Short exercise:
Each entry below should be returned exactly as is, with the pictures removed.

Dataset items
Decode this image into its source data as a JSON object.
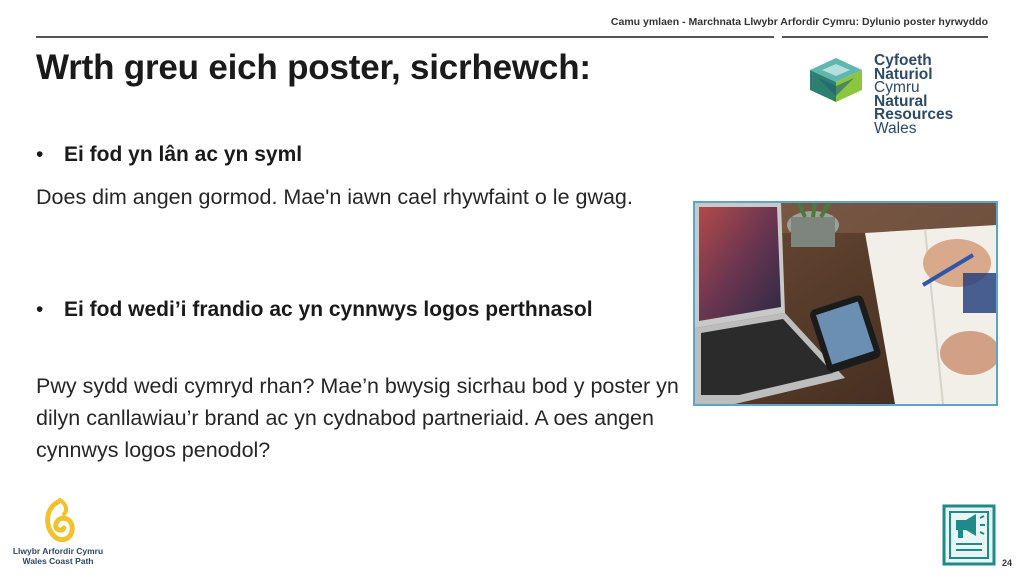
{
  "header": {
    "breadcrumb": "Camu ymlaen - Marchnata  Llwybr Arfordir Cymru: Dylunio poster hyrwyddo"
  },
  "title": "Wrth greu eich poster, sicrhewch:",
  "logo_nrw": {
    "line1": "Cyfoeth",
    "line2": "Naturiol",
    "line3": "Cymru",
    "line4": "Natural",
    "line5": "Resources",
    "line6": "Wales"
  },
  "content": {
    "bullet_glyph": "•",
    "items": [
      {
        "heading": "Ei fod yn lân ac yn syml",
        "body": "Does dim angen gormod. Mae'n iawn cael rhywfaint o le gwag."
      },
      {
        "heading": "Ei fod wedi’i frandio ac yn cynnwys logos perthnasol",
        "body": "Pwy sydd wedi cymryd rhan? Mae’n bwysig sicrhau bod y poster yn dilyn canllawiau’r brand ac yn cydnabod partneriaid. A oes angen cynnwys logos penodol?"
      }
    ]
  },
  "logo_wcp": {
    "line1": "Llwybr Arfordir Cymru",
    "line2": "Wales Coast Path"
  },
  "page_number": "24",
  "colors": {
    "accent_teal": "#1f8a8a",
    "photo_border": "#5aa6c8",
    "logo_text": "#2d4a66",
    "wcp_yellow": "#f2c12e"
  },
  "icons": {
    "megaphone": "megaphone-document-icon",
    "nrw": "nrw-cube-logo",
    "wcp": "wales-coast-path-logo"
  }
}
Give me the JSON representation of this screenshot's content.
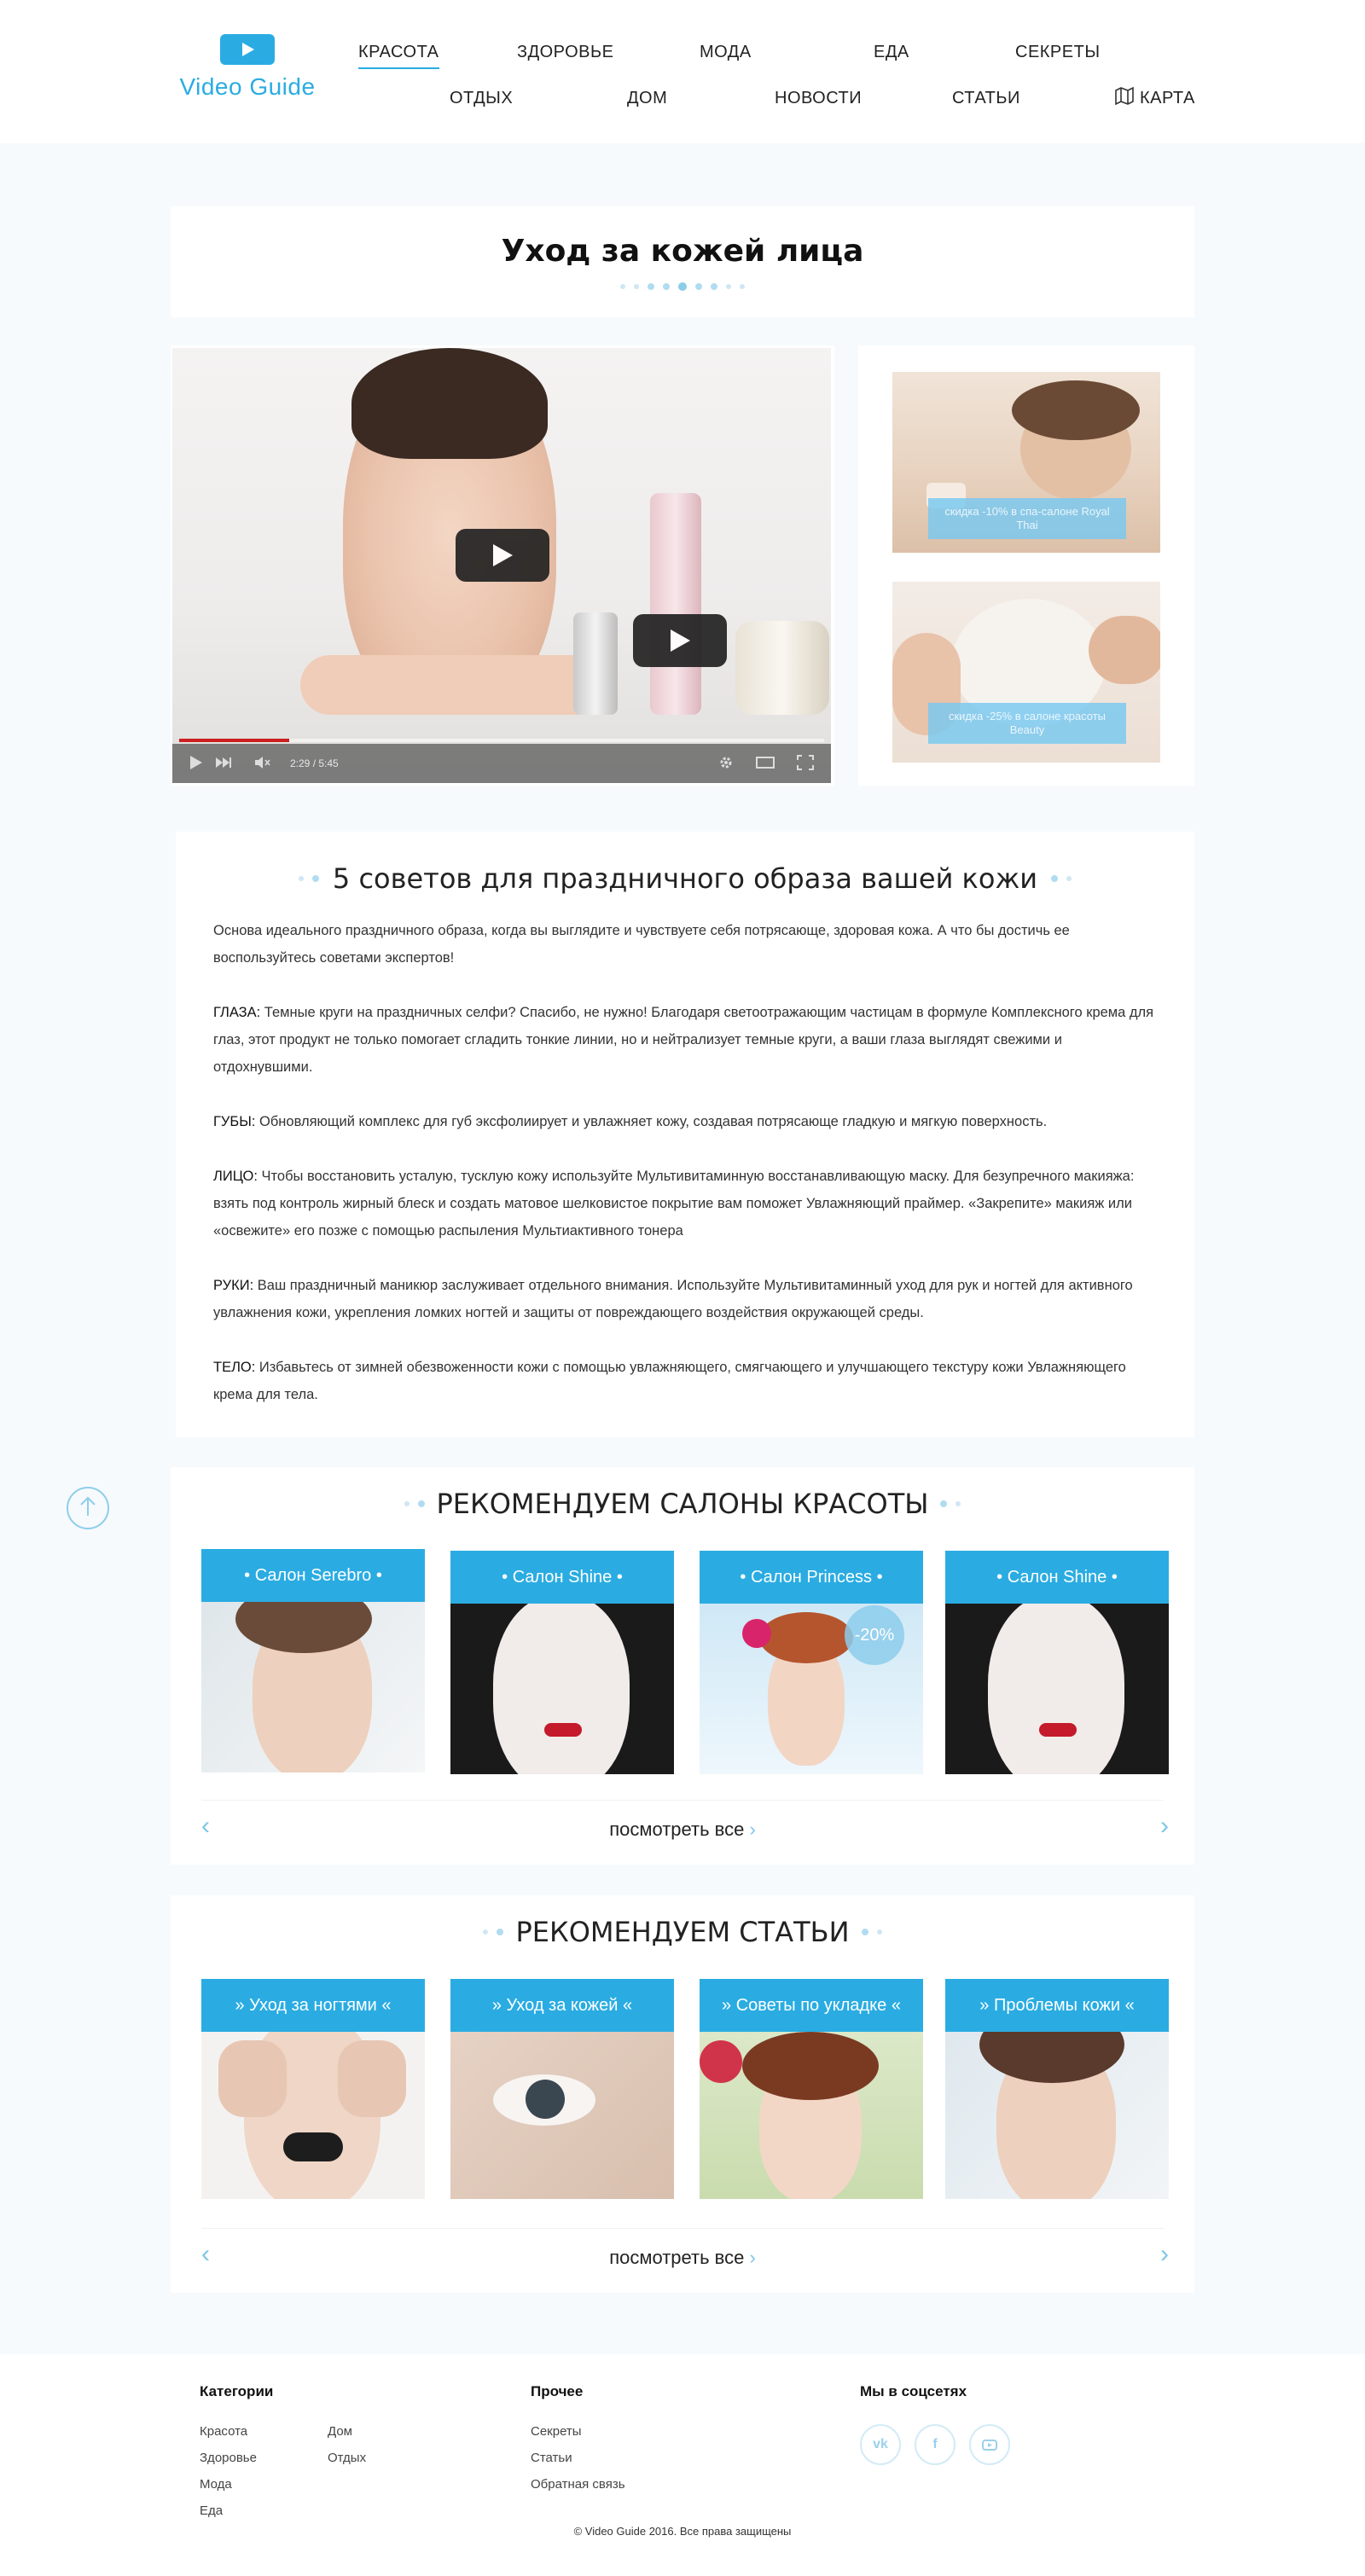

Finished answer:
Decode this image into its source data as a JSON object.
{
  "header": {
    "breadcrumb": "Camu ymlaen - Marchnata  Llwybr Arfordir Cymru: Dylunio poster hyrwyddo"
  },
  "title": "Wrth greu eich poster, sicrhewch:",
  "logo_nrw": {
    "line1": "Cyfoeth",
    "line2": "Naturiol",
    "line3": "Cymru",
    "line4": "Natural",
    "line5": "Resources",
    "line6": "Wales"
  },
  "content": {
    "bullet_glyph": "•",
    "items": [
      {
        "heading": "Ei fod yn lân ac yn syml",
        "body": "Does dim angen gormod. Mae'n iawn cael rhywfaint o le gwag."
      },
      {
        "heading": "Ei fod wedi’i frandio ac yn cynnwys logos perthnasol",
        "body": "Pwy sydd wedi cymryd rhan? Mae’n bwysig sicrhau bod y poster yn dilyn canllawiau’r brand ac yn cydnabod partneriaid. A oes angen cynnwys logos penodol?"
      }
    ]
  },
  "logo_wcp": {
    "line1": "Llwybr Arfordir Cymru",
    "line2": "Wales Coast Path"
  },
  "page_number": "24",
  "colors": {
    "accent_teal": "#1f8a8a",
    "photo_border": "#5aa6c8",
    "logo_text": "#2d4a66",
    "wcp_yellow": "#f2c12e"
  },
  "icons": {
    "megaphone": "megaphone-document-icon",
    "nrw": "nrw-cube-logo",
    "wcp": "wales-coast-path-logo"
  }
}
Give me the JSON representation of this screenshot's content.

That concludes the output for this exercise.